REQUIRED TASK: Every record must be written out once more, with nothing added or omitted.

Start of RECORDS SHOWN

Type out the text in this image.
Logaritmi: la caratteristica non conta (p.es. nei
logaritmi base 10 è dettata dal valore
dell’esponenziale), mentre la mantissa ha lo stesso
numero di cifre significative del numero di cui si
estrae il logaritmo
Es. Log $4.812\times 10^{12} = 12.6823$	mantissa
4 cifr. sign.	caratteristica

End of RECORDS SHOWN

THE ANSWER:
Type out the text in this image.
Logaritmi: la caratteristica non conta (p.es. nei
logaritmi base 10 è dettata dal valore
dell’esponenziale), mentre la mantissa ha lo stesso
numero di cifre significative del numero di cui si
estrae il logaritmo
Es. Log $4.812\times 10^{12} = 12.6823$	mantissa
4 cifr. sign.	caratteristica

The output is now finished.